> Objective: Look through the records that follow. Copy every line containing the word "Motoniveladora".

Dataset entries:
========

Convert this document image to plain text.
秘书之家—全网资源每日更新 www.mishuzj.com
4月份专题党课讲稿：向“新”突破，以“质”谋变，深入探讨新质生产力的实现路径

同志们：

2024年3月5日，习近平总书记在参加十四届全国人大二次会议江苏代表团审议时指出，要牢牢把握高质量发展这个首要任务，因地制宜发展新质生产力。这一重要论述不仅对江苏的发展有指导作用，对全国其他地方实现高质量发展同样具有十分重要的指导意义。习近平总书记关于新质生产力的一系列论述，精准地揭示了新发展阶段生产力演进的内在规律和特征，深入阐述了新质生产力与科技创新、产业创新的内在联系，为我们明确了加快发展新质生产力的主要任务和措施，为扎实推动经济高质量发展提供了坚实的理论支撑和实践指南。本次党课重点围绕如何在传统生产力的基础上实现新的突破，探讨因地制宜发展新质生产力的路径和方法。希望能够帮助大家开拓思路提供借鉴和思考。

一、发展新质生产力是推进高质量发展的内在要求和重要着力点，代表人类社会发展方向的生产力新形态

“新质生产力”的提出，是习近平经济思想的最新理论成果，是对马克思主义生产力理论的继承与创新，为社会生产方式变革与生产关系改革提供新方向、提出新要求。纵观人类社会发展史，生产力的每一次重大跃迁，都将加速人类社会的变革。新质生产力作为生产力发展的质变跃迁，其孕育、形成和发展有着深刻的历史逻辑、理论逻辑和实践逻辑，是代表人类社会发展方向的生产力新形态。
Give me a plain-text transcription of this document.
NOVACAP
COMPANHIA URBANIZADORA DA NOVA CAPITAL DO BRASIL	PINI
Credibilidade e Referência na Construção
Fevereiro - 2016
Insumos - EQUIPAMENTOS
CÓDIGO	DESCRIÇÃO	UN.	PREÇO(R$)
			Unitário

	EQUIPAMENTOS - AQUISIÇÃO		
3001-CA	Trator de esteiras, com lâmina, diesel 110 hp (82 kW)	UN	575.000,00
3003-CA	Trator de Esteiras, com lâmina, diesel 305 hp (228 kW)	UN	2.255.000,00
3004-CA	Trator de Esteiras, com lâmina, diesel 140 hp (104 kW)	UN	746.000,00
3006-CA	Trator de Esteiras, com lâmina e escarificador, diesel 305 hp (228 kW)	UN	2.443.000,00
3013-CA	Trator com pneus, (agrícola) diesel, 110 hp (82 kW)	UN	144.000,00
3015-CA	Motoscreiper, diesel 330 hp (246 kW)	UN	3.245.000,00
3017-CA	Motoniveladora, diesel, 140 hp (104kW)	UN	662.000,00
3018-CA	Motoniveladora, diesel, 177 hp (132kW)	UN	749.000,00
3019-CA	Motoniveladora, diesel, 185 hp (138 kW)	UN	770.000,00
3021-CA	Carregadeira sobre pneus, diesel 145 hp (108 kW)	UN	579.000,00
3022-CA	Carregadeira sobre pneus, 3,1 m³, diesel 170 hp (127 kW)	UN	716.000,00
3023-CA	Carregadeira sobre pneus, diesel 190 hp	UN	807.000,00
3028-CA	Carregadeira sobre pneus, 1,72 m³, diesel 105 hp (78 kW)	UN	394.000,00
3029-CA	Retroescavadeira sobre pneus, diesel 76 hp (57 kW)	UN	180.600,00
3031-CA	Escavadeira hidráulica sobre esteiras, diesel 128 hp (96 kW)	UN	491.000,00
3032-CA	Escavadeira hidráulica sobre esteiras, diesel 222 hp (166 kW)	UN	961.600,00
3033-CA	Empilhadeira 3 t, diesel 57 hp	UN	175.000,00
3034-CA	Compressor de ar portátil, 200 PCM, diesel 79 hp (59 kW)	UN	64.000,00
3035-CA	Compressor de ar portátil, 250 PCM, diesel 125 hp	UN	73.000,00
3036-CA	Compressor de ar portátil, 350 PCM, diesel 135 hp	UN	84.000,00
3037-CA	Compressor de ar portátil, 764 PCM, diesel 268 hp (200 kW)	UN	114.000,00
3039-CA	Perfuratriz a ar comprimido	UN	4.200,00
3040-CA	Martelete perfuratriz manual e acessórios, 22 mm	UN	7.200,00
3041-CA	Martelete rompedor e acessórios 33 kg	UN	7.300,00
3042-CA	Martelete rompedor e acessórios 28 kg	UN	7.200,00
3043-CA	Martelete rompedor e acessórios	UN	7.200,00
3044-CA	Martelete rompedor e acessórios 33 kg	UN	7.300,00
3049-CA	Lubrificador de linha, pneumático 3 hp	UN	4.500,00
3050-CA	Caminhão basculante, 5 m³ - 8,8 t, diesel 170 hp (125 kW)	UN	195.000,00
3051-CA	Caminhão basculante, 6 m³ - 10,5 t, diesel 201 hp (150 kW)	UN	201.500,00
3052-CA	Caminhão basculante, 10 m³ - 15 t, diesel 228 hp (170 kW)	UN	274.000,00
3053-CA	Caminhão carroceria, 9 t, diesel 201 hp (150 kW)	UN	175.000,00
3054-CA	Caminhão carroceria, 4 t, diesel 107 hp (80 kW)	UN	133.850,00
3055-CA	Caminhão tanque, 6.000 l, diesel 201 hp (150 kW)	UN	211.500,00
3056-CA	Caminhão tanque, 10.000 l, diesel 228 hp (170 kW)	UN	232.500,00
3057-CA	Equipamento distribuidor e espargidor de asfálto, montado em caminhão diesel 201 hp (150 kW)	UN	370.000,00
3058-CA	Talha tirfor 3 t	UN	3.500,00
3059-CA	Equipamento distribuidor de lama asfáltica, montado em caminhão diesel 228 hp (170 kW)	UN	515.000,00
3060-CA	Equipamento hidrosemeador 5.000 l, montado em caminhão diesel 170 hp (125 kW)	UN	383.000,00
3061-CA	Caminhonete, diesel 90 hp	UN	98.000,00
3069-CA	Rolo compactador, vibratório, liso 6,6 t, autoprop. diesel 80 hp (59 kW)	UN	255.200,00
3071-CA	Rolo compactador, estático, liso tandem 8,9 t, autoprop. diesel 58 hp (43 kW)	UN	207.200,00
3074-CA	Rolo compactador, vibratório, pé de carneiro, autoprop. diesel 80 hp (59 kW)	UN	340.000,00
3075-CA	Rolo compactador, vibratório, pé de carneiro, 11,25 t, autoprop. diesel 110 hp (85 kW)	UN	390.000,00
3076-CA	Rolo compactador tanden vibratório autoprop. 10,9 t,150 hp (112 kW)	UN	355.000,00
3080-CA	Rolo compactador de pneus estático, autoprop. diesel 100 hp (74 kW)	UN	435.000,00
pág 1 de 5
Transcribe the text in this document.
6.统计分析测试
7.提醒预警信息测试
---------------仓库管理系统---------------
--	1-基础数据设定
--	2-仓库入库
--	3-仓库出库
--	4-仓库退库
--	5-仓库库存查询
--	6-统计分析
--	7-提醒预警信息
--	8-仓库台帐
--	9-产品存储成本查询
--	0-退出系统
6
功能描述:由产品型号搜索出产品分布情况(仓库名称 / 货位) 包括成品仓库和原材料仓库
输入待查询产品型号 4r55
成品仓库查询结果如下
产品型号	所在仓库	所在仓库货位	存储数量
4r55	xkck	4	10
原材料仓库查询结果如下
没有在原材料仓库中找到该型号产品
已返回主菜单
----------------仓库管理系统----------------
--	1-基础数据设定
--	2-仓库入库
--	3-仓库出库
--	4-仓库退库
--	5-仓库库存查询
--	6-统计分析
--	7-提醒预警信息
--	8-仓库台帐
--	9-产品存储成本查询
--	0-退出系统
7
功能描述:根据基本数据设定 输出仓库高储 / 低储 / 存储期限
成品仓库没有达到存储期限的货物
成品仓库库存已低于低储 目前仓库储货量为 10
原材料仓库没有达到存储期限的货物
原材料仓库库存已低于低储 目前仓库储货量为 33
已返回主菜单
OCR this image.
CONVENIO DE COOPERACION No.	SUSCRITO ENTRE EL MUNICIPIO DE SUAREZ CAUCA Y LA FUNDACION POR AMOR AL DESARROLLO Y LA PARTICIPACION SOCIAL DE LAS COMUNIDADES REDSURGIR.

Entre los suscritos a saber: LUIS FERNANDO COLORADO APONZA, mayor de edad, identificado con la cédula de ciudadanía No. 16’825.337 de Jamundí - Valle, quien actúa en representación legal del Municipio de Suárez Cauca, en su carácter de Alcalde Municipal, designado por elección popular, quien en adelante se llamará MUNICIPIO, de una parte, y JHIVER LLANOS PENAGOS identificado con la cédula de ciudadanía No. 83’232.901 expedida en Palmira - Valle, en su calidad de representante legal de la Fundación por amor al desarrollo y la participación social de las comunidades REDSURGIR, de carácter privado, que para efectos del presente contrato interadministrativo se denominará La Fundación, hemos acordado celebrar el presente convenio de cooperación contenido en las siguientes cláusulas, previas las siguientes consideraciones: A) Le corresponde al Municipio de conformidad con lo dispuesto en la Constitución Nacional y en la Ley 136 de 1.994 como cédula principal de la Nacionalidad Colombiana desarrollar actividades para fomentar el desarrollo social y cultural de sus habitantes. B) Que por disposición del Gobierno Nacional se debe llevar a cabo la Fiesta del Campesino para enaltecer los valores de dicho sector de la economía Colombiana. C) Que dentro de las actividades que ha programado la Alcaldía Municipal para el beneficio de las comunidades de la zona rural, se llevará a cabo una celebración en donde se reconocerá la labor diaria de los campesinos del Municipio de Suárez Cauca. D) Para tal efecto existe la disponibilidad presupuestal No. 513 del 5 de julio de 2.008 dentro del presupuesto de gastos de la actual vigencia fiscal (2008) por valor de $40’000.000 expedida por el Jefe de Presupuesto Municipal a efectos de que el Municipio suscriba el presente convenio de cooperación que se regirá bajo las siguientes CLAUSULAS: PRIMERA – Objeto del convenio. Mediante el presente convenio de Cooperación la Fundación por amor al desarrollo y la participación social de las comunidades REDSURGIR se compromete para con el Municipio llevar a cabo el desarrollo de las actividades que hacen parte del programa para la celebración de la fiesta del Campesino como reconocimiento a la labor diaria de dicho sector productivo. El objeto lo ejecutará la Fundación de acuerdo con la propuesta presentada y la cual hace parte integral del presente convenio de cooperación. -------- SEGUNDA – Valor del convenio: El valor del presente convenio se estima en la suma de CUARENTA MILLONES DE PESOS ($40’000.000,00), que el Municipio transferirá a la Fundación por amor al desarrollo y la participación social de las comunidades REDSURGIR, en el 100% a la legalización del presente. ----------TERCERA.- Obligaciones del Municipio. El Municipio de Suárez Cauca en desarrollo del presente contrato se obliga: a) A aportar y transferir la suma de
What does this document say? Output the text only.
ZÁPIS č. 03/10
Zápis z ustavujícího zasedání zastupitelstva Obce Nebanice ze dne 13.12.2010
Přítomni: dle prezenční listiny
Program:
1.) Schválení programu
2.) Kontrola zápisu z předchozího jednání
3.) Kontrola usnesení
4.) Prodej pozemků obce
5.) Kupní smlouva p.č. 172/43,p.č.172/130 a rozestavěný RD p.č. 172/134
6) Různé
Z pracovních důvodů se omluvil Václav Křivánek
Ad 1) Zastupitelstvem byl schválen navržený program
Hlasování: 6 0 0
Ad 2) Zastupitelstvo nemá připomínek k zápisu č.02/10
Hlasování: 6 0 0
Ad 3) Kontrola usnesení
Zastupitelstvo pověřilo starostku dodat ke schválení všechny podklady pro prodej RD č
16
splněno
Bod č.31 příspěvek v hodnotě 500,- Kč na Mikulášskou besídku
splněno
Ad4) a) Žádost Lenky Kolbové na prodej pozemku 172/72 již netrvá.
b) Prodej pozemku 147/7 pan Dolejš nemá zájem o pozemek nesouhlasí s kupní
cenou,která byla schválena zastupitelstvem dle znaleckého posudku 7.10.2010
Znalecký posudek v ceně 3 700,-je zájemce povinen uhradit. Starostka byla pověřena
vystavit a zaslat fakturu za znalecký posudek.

========

> Right answer:
3017-CA	Motoniveladora, diesel, 140 hp (104kW)	UN	662.000,00
3018-CA	Motoniveladora, diesel, 177 hp (132kW)	UN	749.000,00
3019-CA	Motoniveladora, diesel, 185 hp (138 kW)	UN	770.000,00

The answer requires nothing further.